> _SET PROBLEM_
Identify the lines that contain the word "criterion", then copy them.
— Start of DATA IN THIS EXERCISE —
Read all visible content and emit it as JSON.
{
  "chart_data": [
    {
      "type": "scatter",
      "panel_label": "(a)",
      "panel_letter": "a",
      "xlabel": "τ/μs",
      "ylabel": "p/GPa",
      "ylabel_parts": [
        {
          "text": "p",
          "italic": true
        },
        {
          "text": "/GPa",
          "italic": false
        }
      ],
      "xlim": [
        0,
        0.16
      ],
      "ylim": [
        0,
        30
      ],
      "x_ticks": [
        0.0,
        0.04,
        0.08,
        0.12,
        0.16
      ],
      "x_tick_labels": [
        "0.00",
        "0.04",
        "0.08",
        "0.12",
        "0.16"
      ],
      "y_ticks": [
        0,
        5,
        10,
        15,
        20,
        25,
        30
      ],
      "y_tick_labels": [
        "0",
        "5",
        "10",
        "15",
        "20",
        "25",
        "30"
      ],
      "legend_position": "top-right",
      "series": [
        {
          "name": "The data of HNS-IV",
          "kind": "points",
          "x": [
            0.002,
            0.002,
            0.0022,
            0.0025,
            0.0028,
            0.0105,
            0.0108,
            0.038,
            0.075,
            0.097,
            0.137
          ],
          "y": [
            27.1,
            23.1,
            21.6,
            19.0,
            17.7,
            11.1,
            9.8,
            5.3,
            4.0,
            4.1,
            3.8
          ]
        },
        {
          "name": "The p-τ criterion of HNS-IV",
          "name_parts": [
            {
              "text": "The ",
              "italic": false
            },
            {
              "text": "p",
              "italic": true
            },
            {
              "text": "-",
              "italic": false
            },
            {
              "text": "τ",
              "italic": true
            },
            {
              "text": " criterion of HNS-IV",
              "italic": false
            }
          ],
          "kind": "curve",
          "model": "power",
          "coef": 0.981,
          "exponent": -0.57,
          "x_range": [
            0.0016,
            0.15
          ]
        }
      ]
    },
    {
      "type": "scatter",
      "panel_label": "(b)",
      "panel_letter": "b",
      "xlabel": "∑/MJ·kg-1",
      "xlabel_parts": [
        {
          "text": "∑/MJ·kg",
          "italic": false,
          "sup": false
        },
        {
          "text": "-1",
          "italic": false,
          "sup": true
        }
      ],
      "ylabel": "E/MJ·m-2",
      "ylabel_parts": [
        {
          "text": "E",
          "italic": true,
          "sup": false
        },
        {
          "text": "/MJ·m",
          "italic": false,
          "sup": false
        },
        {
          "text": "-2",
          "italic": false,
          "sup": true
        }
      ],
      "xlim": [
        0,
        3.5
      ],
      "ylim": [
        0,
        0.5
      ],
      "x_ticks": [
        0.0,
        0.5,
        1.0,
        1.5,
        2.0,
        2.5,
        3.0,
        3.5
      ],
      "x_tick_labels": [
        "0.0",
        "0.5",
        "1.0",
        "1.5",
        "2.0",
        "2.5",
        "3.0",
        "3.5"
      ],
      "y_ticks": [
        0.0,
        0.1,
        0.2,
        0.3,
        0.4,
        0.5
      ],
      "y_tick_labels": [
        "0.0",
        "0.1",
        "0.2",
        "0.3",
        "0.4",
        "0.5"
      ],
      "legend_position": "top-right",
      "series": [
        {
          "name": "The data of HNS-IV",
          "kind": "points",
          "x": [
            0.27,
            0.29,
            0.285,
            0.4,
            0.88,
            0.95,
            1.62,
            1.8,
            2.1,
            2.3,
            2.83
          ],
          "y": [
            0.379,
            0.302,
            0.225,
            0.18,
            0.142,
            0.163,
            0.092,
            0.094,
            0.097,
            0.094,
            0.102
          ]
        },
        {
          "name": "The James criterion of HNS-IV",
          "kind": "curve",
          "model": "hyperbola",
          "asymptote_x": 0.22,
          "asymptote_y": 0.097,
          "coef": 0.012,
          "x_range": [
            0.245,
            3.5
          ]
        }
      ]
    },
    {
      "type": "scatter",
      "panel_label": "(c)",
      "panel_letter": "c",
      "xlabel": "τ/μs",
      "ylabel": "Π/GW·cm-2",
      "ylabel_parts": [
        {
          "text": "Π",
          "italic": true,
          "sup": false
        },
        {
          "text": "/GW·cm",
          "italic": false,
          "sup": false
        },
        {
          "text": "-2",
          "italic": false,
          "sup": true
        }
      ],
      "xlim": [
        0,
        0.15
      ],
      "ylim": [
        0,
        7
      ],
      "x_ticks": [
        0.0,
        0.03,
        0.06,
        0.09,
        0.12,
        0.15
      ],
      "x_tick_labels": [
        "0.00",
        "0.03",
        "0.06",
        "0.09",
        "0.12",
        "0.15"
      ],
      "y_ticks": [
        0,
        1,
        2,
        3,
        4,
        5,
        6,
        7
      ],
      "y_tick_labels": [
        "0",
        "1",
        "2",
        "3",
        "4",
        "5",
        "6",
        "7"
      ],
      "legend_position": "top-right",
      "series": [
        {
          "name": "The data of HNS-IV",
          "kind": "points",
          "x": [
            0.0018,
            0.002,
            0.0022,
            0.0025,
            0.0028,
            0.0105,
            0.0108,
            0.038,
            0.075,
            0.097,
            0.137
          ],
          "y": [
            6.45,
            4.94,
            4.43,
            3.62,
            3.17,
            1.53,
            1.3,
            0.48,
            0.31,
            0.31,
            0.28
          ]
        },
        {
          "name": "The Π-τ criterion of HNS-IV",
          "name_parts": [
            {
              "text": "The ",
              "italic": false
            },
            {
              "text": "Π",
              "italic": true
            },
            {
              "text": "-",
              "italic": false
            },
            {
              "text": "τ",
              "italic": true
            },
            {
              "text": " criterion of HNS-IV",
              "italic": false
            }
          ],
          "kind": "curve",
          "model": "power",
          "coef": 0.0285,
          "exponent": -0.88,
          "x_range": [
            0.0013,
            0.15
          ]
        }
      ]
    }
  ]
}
— End of DATA IN THIS EXERCISE —
> _RESPONSE BELOW_
          "name": "The p-τ criterion of HNS-IV",
              "text": " criterion of HNS-IV",
          "name": "The James criterion of HNS-IV",
          "name": "The Π-τ criterion of HNS-IV",
              "text": " criterion of HNS-IV",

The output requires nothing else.